____ The input

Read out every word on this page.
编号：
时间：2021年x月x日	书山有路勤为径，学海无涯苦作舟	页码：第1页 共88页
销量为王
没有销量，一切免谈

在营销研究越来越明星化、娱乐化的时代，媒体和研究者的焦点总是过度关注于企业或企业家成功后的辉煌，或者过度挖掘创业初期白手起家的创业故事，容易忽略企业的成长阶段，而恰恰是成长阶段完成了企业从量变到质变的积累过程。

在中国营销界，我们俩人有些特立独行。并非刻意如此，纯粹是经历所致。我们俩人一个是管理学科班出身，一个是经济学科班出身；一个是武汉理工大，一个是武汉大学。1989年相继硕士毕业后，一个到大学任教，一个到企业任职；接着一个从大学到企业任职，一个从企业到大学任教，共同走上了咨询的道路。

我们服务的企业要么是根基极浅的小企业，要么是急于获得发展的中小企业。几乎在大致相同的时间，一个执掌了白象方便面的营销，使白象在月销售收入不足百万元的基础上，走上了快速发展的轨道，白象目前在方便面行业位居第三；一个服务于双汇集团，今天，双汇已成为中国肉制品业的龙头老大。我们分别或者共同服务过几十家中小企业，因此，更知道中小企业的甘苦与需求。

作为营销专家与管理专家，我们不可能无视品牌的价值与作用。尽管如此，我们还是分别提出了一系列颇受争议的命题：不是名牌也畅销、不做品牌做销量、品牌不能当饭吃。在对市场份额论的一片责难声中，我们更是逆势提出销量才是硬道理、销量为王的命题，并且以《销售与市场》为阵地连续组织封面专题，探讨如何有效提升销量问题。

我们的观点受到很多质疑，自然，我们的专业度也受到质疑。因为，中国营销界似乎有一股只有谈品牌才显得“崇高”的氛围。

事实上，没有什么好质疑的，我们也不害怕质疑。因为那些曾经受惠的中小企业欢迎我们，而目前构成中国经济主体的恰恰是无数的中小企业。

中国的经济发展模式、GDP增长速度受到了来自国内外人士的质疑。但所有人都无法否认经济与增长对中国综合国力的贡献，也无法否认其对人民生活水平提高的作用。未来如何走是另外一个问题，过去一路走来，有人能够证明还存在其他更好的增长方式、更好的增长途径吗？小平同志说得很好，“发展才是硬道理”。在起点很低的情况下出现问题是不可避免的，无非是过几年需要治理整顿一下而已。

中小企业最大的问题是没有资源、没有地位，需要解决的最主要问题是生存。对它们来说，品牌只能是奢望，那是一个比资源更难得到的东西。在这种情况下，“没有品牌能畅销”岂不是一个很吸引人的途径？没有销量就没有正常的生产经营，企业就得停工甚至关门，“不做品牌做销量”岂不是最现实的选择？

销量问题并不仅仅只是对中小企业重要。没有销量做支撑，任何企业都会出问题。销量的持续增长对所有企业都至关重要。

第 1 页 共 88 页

________

## The task
Write each line above out exactly.

## Result of the task
Read out every word on this page.
编号：
时间：2021年x月x日	书山有路勤为径，学海无涯苦作舟	页码：第1页 共88页
销量为王
没有销量，一切免谈

在营销研究越来越明星化、娱乐化的时代，媒体和研究者的焦点总是过度关注于企业或企业家成功后的辉煌，或者过度挖掘创业初期白手起家的创业故事，容易忽略企业的成长阶段，而恰恰是成长阶段完成了企业从量变到质变的积累过程。

在中国营销界，我们俩人有些特立独行。并非刻意如此，纯粹是经历所致。我们俩人一个是管理学科班出身，一个是经济学科班出身；一个是武汉理工大，一个是武汉大学。1989年相继硕士毕业后，一个到大学任教，一个到企业任职；接着一个从大学到企业任职，一个从企业到大学任教，共同走上了咨询的道路。

我们服务的企业要么是根基极浅的小企业，要么是急于获得发展的中小企业。几乎在大致相同的时间，一个执掌了白象方便面的营销，使白象在月销售收入不足百万元的基础上，走上了快速发展的轨道，白象目前在方便面行业位居第三；一个服务于双汇集团，今天，双汇已成为中国肉制品业的龙头老大。我们分别或者共同服务过几十家中小企业，因此，更知道中小企业的甘苦与需求。

作为营销专家与管理专家，我们不可能无视品牌的价值与作用。尽管如此，我们还是分别提出了一系列颇受争议的命题：不是名牌也畅销、不做品牌做销量、品牌不能当饭吃。在对市场份额论的一片责难声中，我们更是逆势提出销量才是硬道理、销量为王的命题，并且以《销售与市场》为阵地连续组织封面专题，探讨如何有效提升销量问题。

我们的观点受到很多质疑，自然，我们的专业度也受到质疑。因为，中国营销界似乎有一股只有谈品牌才显得“崇高”的氛围。

事实上，没有什么好质疑的，我们也不害怕质疑。因为那些曾经受惠的中小企业欢迎我们，而目前构成中国经济主体的恰恰是无数的中小企业。

中国的经济发展模式、GDP增长速度受到了来自国内外人士的质疑。但所有人都无法否认经济与增长对中国综合国力的贡献，也无法否认其对人民生活水平提高的作用。未来如何走是另外一个问题，过去一路走来，有人能够证明还存在其他更好的增长方式、更好的增长途径吗？小平同志说得很好，“发展才是硬道理”。在起点很低的情况下出现问题是不可避免的，无非是过几年需要治理整顿一下而已。

中小企业最大的问题是没有资源、没有地位，需要解决的最主要问题是生存。对它们来说，品牌只能是奢望，那是一个比资源更难得到的东西。在这种情况下，“没有品牌能畅销”岂不是一个很吸引人的途径？没有销量就没有正常的生产经营，企业就得停工甚至关门，“不做品牌做销量”岂不是最现实的选择？

销量问题并不仅仅只是对中小企业重要。没有销量做支撑，任何企业都会出问题。销量的持续增长对所有企业都至关重要。

第 1 页 共 88 页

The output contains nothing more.